--- The problem ---
Write out each entry, exactly the way it appears.

─── Data provided ───

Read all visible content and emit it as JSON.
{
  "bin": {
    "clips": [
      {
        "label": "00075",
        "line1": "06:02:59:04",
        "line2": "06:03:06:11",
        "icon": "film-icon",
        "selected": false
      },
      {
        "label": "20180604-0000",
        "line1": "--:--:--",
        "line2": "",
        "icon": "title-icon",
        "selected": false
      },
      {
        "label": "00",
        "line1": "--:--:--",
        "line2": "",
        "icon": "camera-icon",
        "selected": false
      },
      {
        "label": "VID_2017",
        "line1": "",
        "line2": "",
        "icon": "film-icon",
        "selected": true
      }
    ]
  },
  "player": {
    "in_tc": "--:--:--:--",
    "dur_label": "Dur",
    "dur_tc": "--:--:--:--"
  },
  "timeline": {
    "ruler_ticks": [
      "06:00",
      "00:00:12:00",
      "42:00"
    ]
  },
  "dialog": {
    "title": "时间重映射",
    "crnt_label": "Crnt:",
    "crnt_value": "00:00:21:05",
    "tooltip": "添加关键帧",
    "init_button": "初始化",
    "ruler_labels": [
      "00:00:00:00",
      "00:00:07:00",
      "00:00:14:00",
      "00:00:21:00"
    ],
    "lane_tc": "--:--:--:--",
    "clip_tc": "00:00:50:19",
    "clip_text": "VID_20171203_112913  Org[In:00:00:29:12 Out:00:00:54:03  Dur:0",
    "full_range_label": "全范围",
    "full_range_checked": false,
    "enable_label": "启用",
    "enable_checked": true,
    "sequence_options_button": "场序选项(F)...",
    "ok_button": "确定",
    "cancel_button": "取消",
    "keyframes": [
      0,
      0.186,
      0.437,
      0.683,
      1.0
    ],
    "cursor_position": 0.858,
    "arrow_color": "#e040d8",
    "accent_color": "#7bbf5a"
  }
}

───

--- Written response ---
Read all visible content and emit it as JSON.
{
  "bin": {
    "clips": [
      {
        "label": "00075",
        "line1": "06:02:59:04",
        "line2": "06:03:06:11",
        "icon": "film-icon",
        "selected": false
      },
      {
        "label": "20180604-0000",
        "line1": "--:--:--",
        "line2": "",
        "icon": "title-icon",
        "selected": false
      },
      {
        "label": "00",
        "line1": "--:--:--",
        "line2": "",
        "icon": "camera-icon",
        "selected": false
      },
      {
        "label": "VID_2017",
        "line1": "",
        "line2": "",
        "icon": "film-icon",
        "selected": true
      }
    ]
  },
  "player": {
    "in_tc": "--:--:--:--",
    "dur_label": "Dur",
    "dur_tc": "--:--:--:--"
  },
  "timeline": {
    "ruler_ticks": [
      "06:00",
      "00:00:12:00",
      "42:00"
    ]
  },
  "dialog": {
    "title": "时间重映射",
    "crnt_label": "Crnt:",
    "crnt_value": "00:00:21:05",
    "tooltip": "添加关键帧",
    "init_button": "初始化",
    "ruler_labels": [
      "00:00:00:00",
      "00:00:07:00",
      "00:00:14:00",
      "00:00:21:00"
    ],
    "lane_tc": "--:--:--:--",
    "clip_tc": "00:00:50:19",
    "clip_text": "VID_20171203_112913  Org[In:00:00:29:12 Out:00:00:54:03  Dur:0",
    "full_range_label": "全范围",
    "full_range_checked": false,
    "enable_label": "启用",
    "enable_checked": true,
    "sequence_options_button": "场序选项(F)...",
    "ok_button": "确定",
    "cancel_button": "取消",
    "keyframes": [
      0,
      0.186,
      0.437,
      0.683,
      1.0
    ],
    "cursor_position": 0.858,
    "arrow_color": "#e040d8",
    "accent_color": "#7bbf5a"
  }
}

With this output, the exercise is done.